» Record list
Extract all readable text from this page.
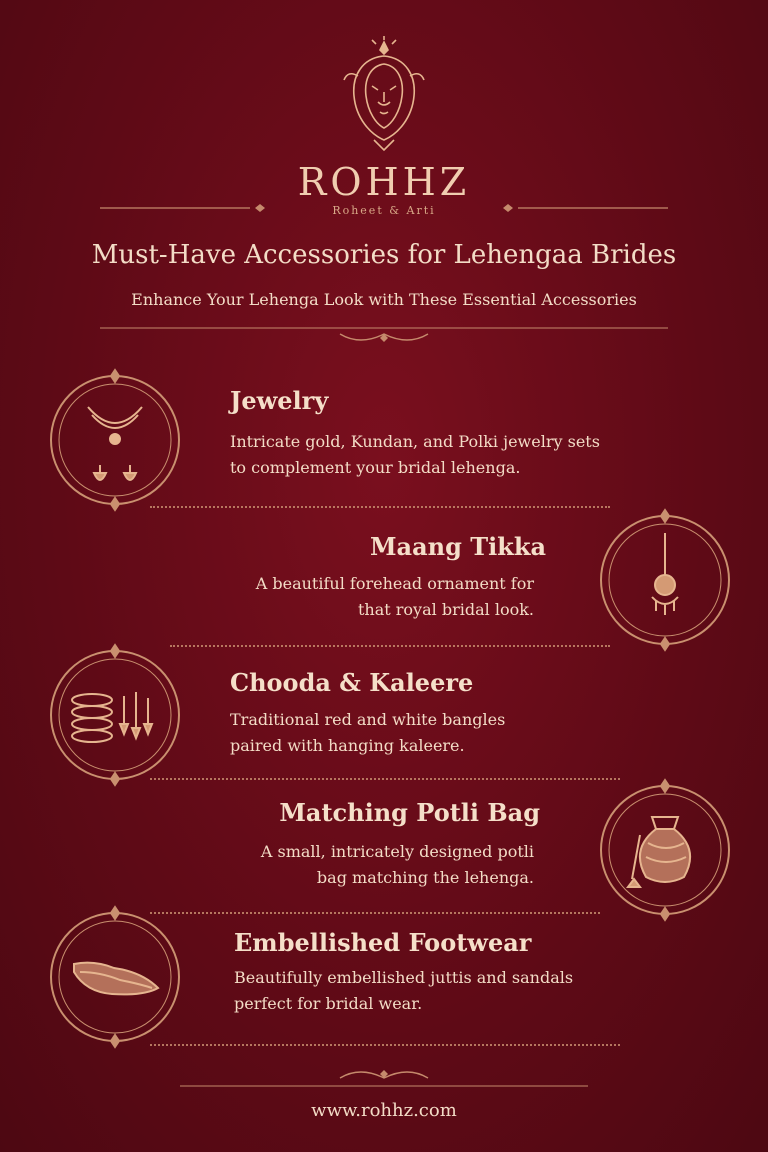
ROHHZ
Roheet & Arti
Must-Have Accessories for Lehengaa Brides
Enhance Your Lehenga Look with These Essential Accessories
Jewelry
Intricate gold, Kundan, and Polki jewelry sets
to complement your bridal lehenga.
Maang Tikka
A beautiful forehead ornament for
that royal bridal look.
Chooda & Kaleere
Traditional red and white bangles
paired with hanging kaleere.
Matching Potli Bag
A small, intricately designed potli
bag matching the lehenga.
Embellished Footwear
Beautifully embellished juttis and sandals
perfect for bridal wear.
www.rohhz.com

---

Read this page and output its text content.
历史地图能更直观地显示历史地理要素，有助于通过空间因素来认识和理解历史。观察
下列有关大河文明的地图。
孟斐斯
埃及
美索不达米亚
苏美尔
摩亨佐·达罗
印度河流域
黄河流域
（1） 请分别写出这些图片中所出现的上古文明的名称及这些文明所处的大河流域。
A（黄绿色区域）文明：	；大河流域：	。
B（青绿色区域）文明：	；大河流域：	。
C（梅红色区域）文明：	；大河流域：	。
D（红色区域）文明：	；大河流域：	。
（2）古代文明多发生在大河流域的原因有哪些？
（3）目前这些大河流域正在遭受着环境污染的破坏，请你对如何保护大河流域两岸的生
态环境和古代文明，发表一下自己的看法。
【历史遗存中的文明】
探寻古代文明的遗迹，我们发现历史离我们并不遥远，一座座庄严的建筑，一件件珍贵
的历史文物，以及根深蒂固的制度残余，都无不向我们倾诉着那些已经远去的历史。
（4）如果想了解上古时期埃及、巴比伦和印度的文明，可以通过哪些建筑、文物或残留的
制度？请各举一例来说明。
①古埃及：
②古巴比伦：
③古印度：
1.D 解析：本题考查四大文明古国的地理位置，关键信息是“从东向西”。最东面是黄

==

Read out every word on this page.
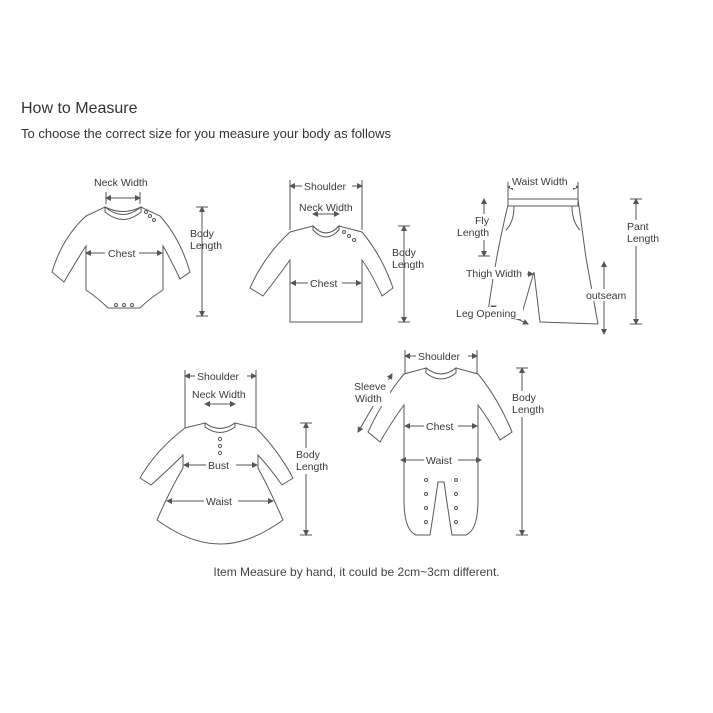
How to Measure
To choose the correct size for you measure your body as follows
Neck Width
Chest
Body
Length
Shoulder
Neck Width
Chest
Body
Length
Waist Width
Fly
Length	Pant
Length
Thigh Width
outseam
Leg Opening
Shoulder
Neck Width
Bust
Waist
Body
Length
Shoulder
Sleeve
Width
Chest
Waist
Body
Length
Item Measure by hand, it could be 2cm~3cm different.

» Set task
Search the lines above for the string "with" and copy each line that has it.

» Result for this task
Enhance Your Lehenga Look with These Essential Accessories
paired with hanging kaleere.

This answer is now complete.